**Your instructions:**
Please set down all the lines beneath this one exactly, without the pictures.

** START OF Records shown **

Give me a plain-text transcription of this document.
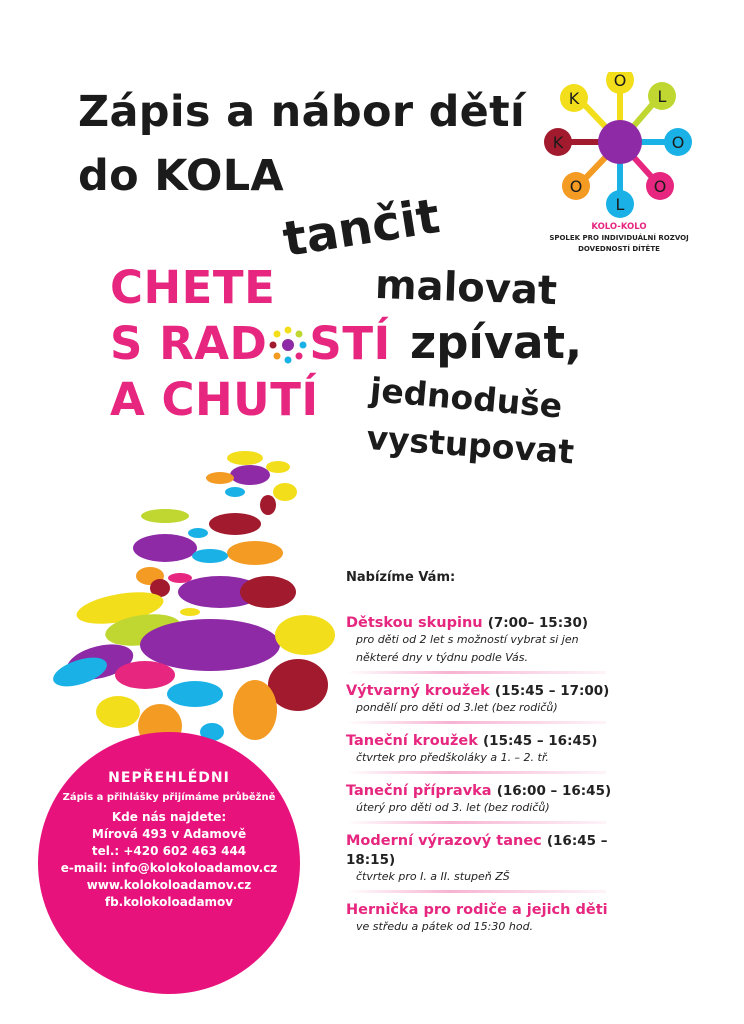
Zápis a nábor dětí
do KOLA
K
O
L
O
K
O
L
O
KOLO-KOLO
SPOLEK PRO INDIVIDUÁLNÍ ROZVOJ
DOVEDNOSTÍ DÍTĚTE
CHETE
S RAD STÍ
A CHUTÍ
tančit
malovat
zpívat,
jednoduše
vystupovat
Nabízíme Vám:
Dětskou skupinu (7:00– 15:30)
pro děti od 2 let s možností vybrat si jen
některé dny v týdnu podle Vás.
Výtvarný kroužek (15:45 – 17:00)
pondělí pro děti od 3.let (bez rodičů)
Taneční kroužek (15:45 – 16:45)
čtvrtek pro předškoláky a 1. – 2. tř.
Taneční přípravka (16:00 – 16:45)
úterý pro děti od 3. let (bez rodičů)
Moderní výrazový tanec (16:45 –18:15)
čtvrtek pro I. a II. stupeň ZŠ
Hernička pro rodiče a jejich děti
ve středu a pátek od 15:30 hod.
NEPŘEHLÉDNI
Zápis a přihlášky přijímáme průběžně
Kde nás najdete:
Mírová 493 v Adamově
tel.: +420 602 463 444
e-mail: info@kolokoloadamov.cz
www.kolokoloadamov.cz
fb.kolokoloadamov
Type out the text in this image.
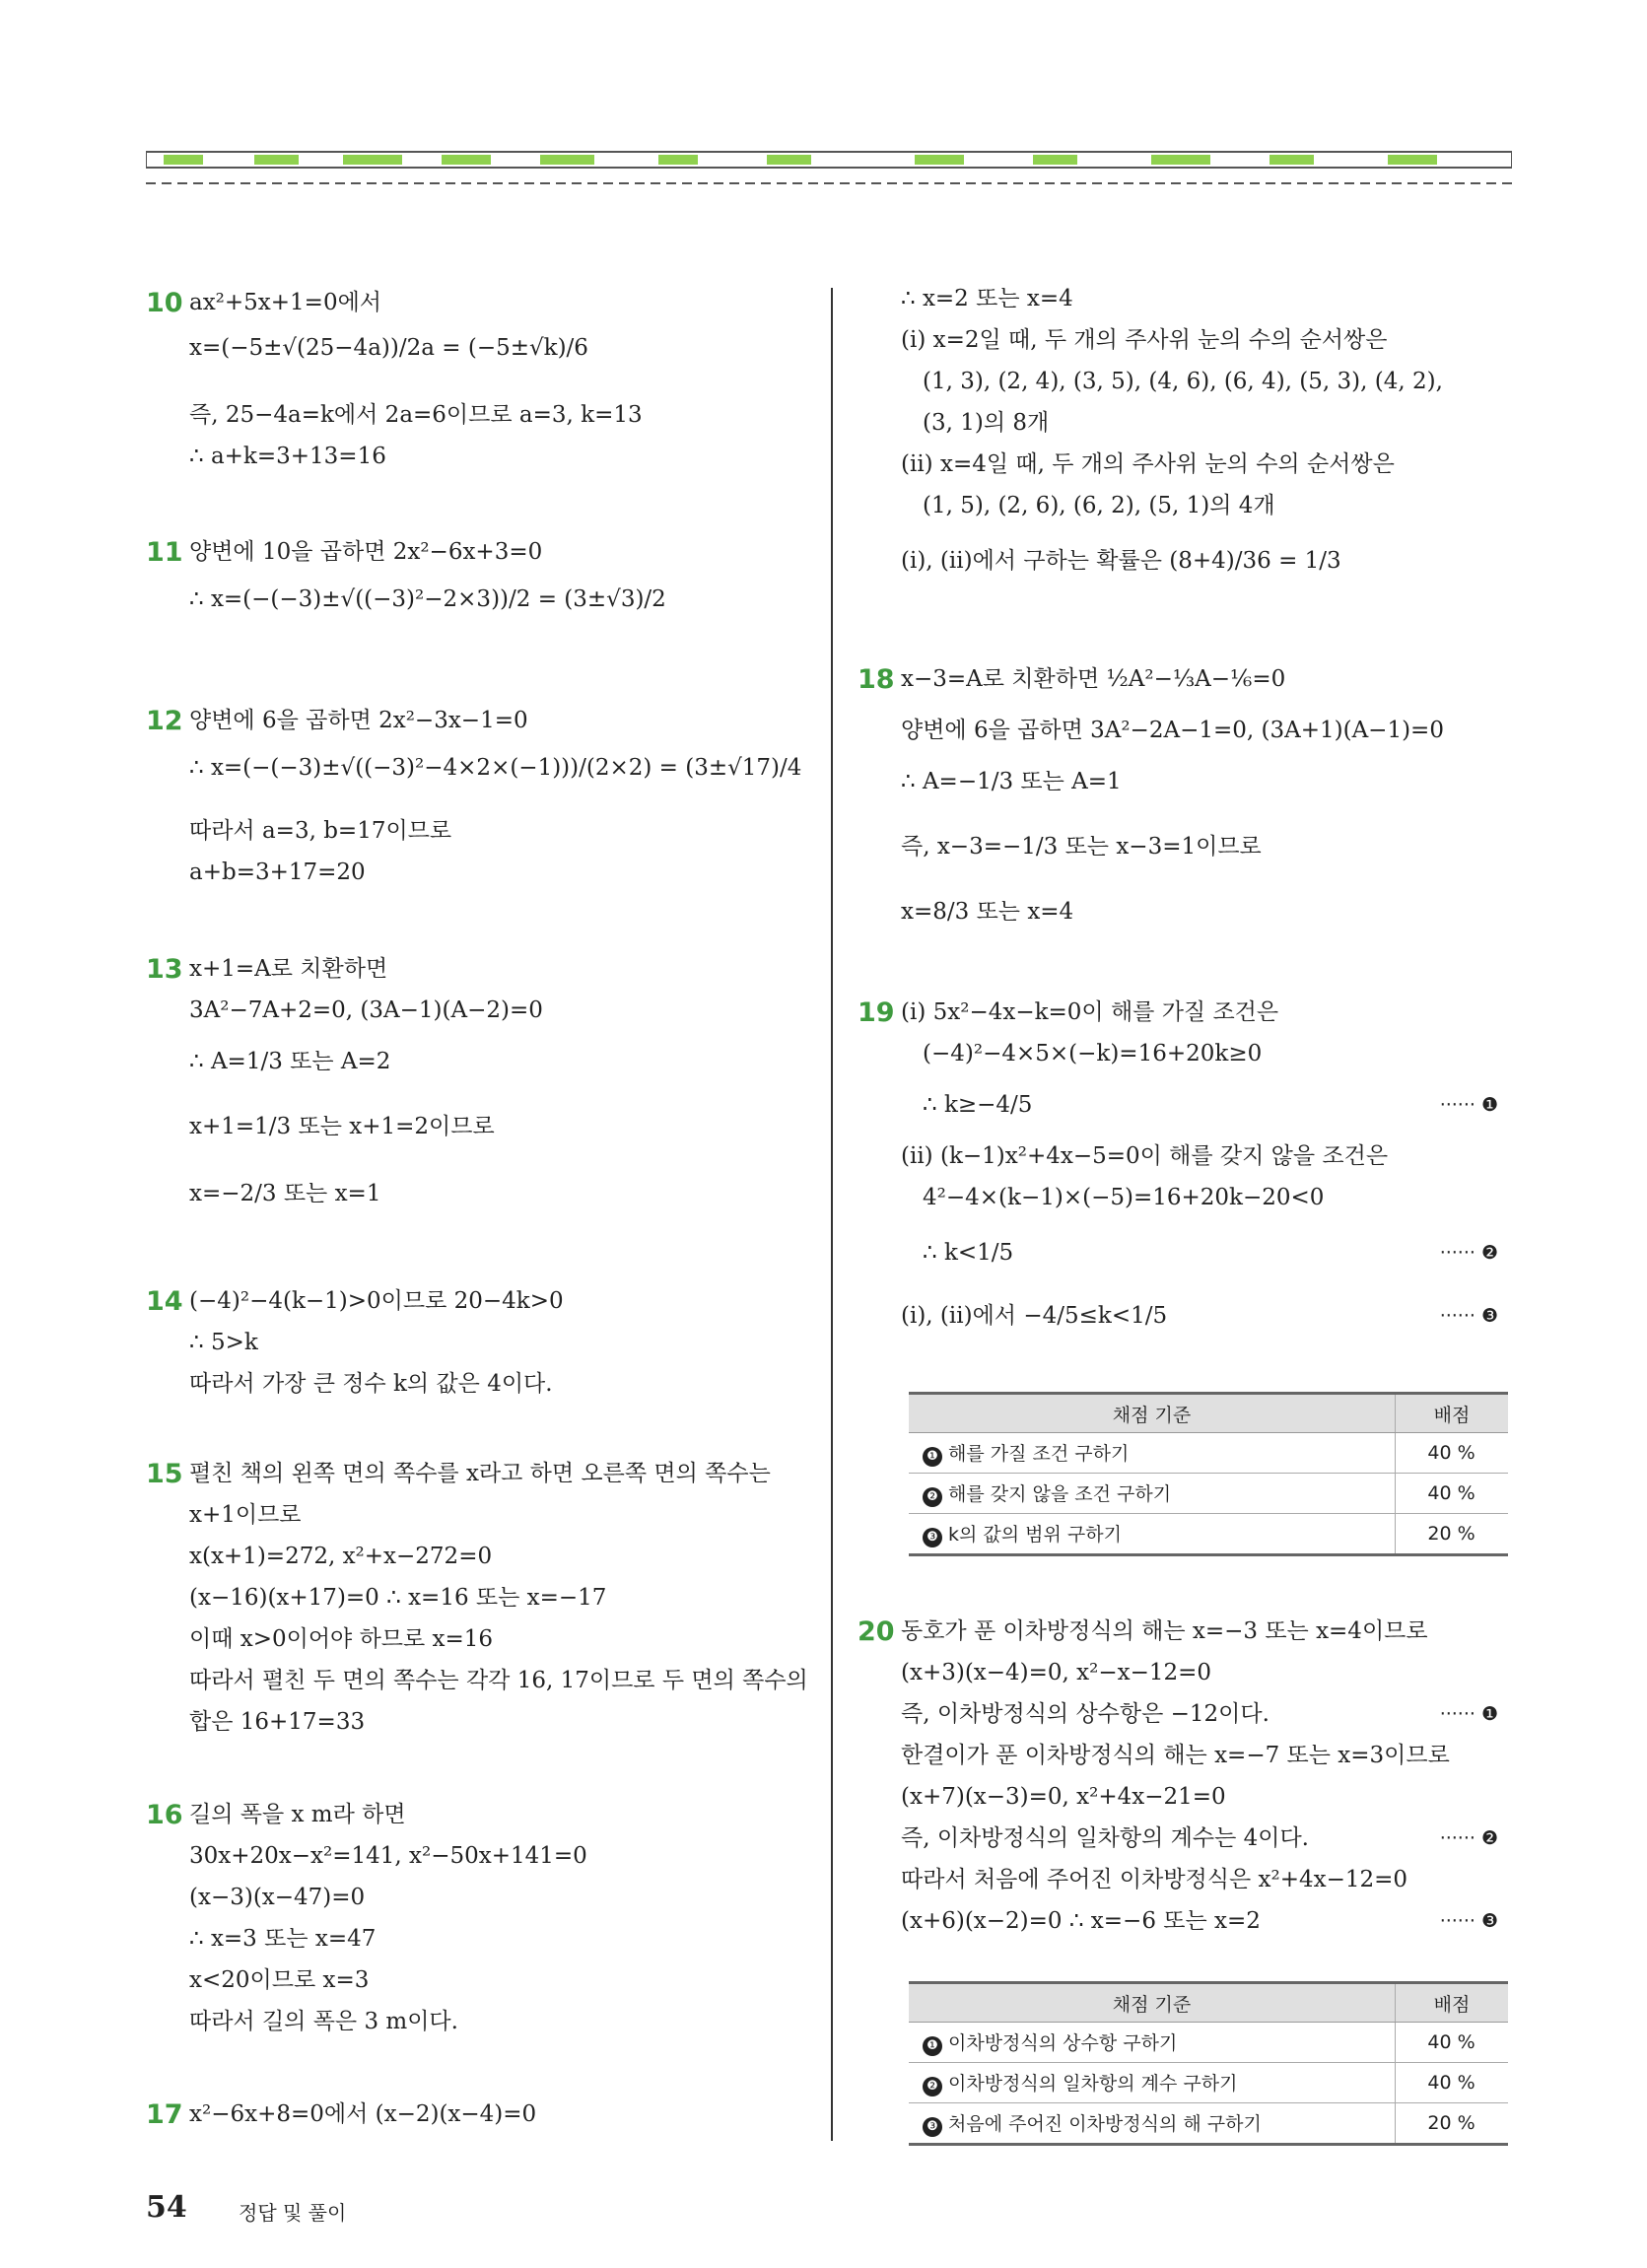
10 ax²+5x+1=0에서
x=(−5±√(25−4a))/2a = (−5±√k)/6
즉, 25−4a=k에서 2a=6이므로 a=3, k=13
∴ a+k=3+13=16
11 양변에 10을 곱하면 2x²−6x+3=0
∴ x=(−(−3)±√((−3)²−2×3))/2 = (3±√3)/2
12 양변에 6을 곱하면 2x²−3x−1=0
∴ x=(−(−3)±√((−3)²−4×2×(−1)))/(2×2) = (3±√17)/4
따라서 a=3, b=17이므로
a+b=3+17=20
13 x+1=A로 치환하면
3A²−7A+2=0, (3A−1)(A−2)=0
∴ A=1/3 또는 A=2
x+1=1/3 또는 x+1=2이므로
x=−2/3 또는 x=1
14 (−4)²−4(k−1)>0이므로 20−4k>0
∴ 5>k
따라서 가장 큰 정수 k의 값은 4이다.
15 펼친 책의 왼쪽 면의 쪽수를 x라고 하면 오른쪽 면의 쪽수는
x+1이므로
x(x+1)=272, x²+x−272=0
(x−16)(x+17)=0 ∴ x=16 또는 x=−17
이때 x>0이어야 하므로 x=16
따라서 펼친 두 면의 쪽수는 각각 16, 17이므로 두 면의 쪽수의
합은 16+17=33
16 길의 폭을 x m라 하면
30x+20x−x²=141, x²−50x+141=0
(x−3)(x−47)=0
∴ x=3 또는 x=47
x<20이므로 x=3
따라서 길의 폭은 3 m이다.
17 x²−6x+8=0에서 (x−2)(x−4)=0
∴ x=2 또는 x=4
(i) x=2일 때, 두 개의 주사위 눈의 수의 순서쌍은
(1, 3), (2, 4), (3, 5), (4, 6), (6, 4), (5, 3), (4, 2),
(3, 1)의 8개
(ii) x=4일 때, 두 개의 주사위 눈의 수의 순서쌍은
(1, 5), (2, 6), (6, 2), (5, 1)의 4개
(i), (ii)에서 구하는 확률은 (8+4)/36 = 1/3
18 x−3=A로 치환하면 ½A²−⅓A−⅙=0
양변에 6을 곱하면 3A²−2A−1=0, (3A+1)(A−1)=0
∴ A=−1/3 또는 A=1
즉, x−3=−1/3 또는 x−3=1이므로
x=8/3 또는 x=4
19 (i) 5x²−4x−k=0이 해를 가질 조건은
(−4)²−4×5×(−k)=16+20k≥0
∴ k≥−4/5
(ii) (k−1)x²+4x−5=0이 해를 갖지 않을 조건은
4²−4×(k−1)×(−5)=16+20k−20<0
∴ k<1/5
(i), (ii)에서 −4/5≤k<1/5
······ ❶
······ ❷
······ ❸
채점 기준	배점
❶ 해를 가질 조건 구하기	40 %
❷ 해를 갖지 않을 조건 구하기	40 %
❸ k의 값의 범위 구하기	20 %
20 동호가 푼 이차방정식의 해는 x=−3 또는 x=4이므로
(x+3)(x−4)=0, x²−x−12=0
즉, 이차방정식의 상수항은 −12이다.
한결이가 푼 이차방정식의 해는 x=−7 또는 x=3이므로
(x+7)(x−3)=0, x²+4x−21=0
즉, 이차방정식의 일차항의 계수는 4이다.
따라서 처음에 주어진 이차방정식은 x²+4x−12=0
(x+6)(x−2)=0 ∴ x=−6 또는 x=2
······ ❶
······ ❷
······ ❸
채점 기준	배점
❶ 이차방정식의 상수항 구하기	40 %
❷ 이차방정식의 일차항의 계수 구하기	40 %
❸ 처음에 주어진 이차방정식의 해 구하기	20 %
54	정답 및 풀이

** END OF Records shown **

**Solved exercise:**
Give me a plain-text transcription of this document.
Zápis a nábor dětí
do KOLA
K
O
L
O
K
O
L
O
KOLO-KOLO
SPOLEK PRO INDIVIDUÁLNÍ ROZVOJ
DOVEDNOSTÍ DÍTĚTE
CHETE
S RAD STÍ
A CHUTÍ
tančit
malovat
zpívat,
jednoduše
vystupovat
Nabízíme Vám:
Dětskou skupinu (7:00– 15:30)
pro děti od 2 let s možností vybrat si jen
některé dny v týdnu podle Vás.
Výtvarný kroužek (15:45 – 17:00)
pondělí pro děti od 3.let (bez rodičů)
Taneční kroužek (15:45 – 16:45)
čtvrtek pro předškoláky a 1. – 2. tř.
Taneční přípravka (16:00 – 16:45)
úterý pro děti od 3. let (bez rodičů)
Moderní výrazový tanec (16:45 –18:15)
čtvrtek pro I. a II. stupeň ZŠ
Hernička pro rodiče a jejich děti
ve středu a pátek od 15:30 hod.
NEPŘEHLÉDNI
Zápis a přihlášky přijímáme průběžně
Kde nás najdete:
Mírová 493 v Adamově
tel.: +420 602 463 444
e-mail: info@kolokoloadamov.cz
www.kolokoloadamov.cz
fb.kolokoloadamov
Type out the text in this image.
10 ax²+5x+1=0에서
x=(−5±√(25−4a))/2a = (−5±√k)/6
즉, 25−4a=k에서 2a=6이므로 a=3, k=13
∴ a+k=3+13=16
11 양변에 10을 곱하면 2x²−6x+3=0
∴ x=(−(−3)±√((−3)²−2×3))/2 = (3±√3)/2
12 양변에 6을 곱하면 2x²−3x−1=0
∴ x=(−(−3)±√((−3)²−4×2×(−1)))/(2×2) = (3±√17)/4
따라서 a=3, b=17이므로
a+b=3+17=20
13 x+1=A로 치환하면
3A²−7A+2=0, (3A−1)(A−2)=0
∴ A=1/3 또는 A=2
x+1=1/3 또는 x+1=2이므로
x=−2/3 또는 x=1
14 (−4)²−4(k−1)>0이므로 20−4k>0
∴ 5>k
따라서 가장 큰 정수 k의 값은 4이다.
15 펼친 책의 왼쪽 면의 쪽수를 x라고 하면 오른쪽 면의 쪽수는
x+1이므로
x(x+1)=272, x²+x−272=0
(x−16)(x+17)=0 ∴ x=16 또는 x=−17
이때 x>0이어야 하므로 x=16
따라서 펼친 두 면의 쪽수는 각각 16, 17이므로 두 면의 쪽수의
합은 16+17=33
16 길의 폭을 x m라 하면
30x+20x−x²=141, x²−50x+141=0
(x−3)(x−47)=0
∴ x=3 또는 x=47
x<20이므로 x=3
따라서 길의 폭은 3 m이다.
17 x²−6x+8=0에서 (x−2)(x−4)=0
∴ x=2 또는 x=4
(i) x=2일 때, 두 개의 주사위 눈의 수의 순서쌍은
(1, 3), (2, 4), (3, 5), (4, 6), (6, 4), (5, 3), (4, 2),
(3, 1)의 8개
(ii) x=4일 때, 두 개의 주사위 눈의 수의 순서쌍은
(1, 5), (2, 6), (6, 2), (5, 1)의 4개
(i), (ii)에서 구하는 확률은 (8+4)/36 = 1/3
18 x−3=A로 치환하면 ½A²−⅓A−⅙=0
양변에 6을 곱하면 3A²−2A−1=0, (3A+1)(A−1)=0
∴ A=−1/3 또는 A=1
즉, x−3=−1/3 또는 x−3=1이므로
x=8/3 또는 x=4
19 (i) 5x²−4x−k=0이 해를 가질 조건은
(−4)²−4×5×(−k)=16+20k≥0
∴ k≥−4/5
(ii) (k−1)x²+4x−5=0이 해를 갖지 않을 조건은
4²−4×(k−1)×(−5)=16+20k−20<0
∴ k<1/5
(i), (ii)에서 −4/5≤k<1/5
······ ❶
······ ❷
······ ❸
채점 기준	배점
❶ 해를 가질 조건 구하기	40 %
❷ 해를 갖지 않을 조건 구하기	40 %
❸ k의 값의 범위 구하기	20 %
20 동호가 푼 이차방정식의 해는 x=−3 또는 x=4이므로
(x+3)(x−4)=0, x²−x−12=0
즉, 이차방정식의 상수항은 −12이다.
한결이가 푼 이차방정식의 해는 x=−7 또는 x=3이므로
(x+7)(x−3)=0, x²+4x−21=0
즉, 이차방정식의 일차항의 계수는 4이다.
따라서 처음에 주어진 이차방정식은 x²+4x−12=0
(x+6)(x−2)=0 ∴ x=−6 또는 x=2
······ ❶
······ ❷
······ ❸
채점 기준	배점
❶ 이차방정식의 상수항 구하기	40 %
❷ 이차방정식의 일차항의 계수 구하기	40 %
❸ 처음에 주어진 이차방정식의 해 구하기	20 %
54	정답 및 풀이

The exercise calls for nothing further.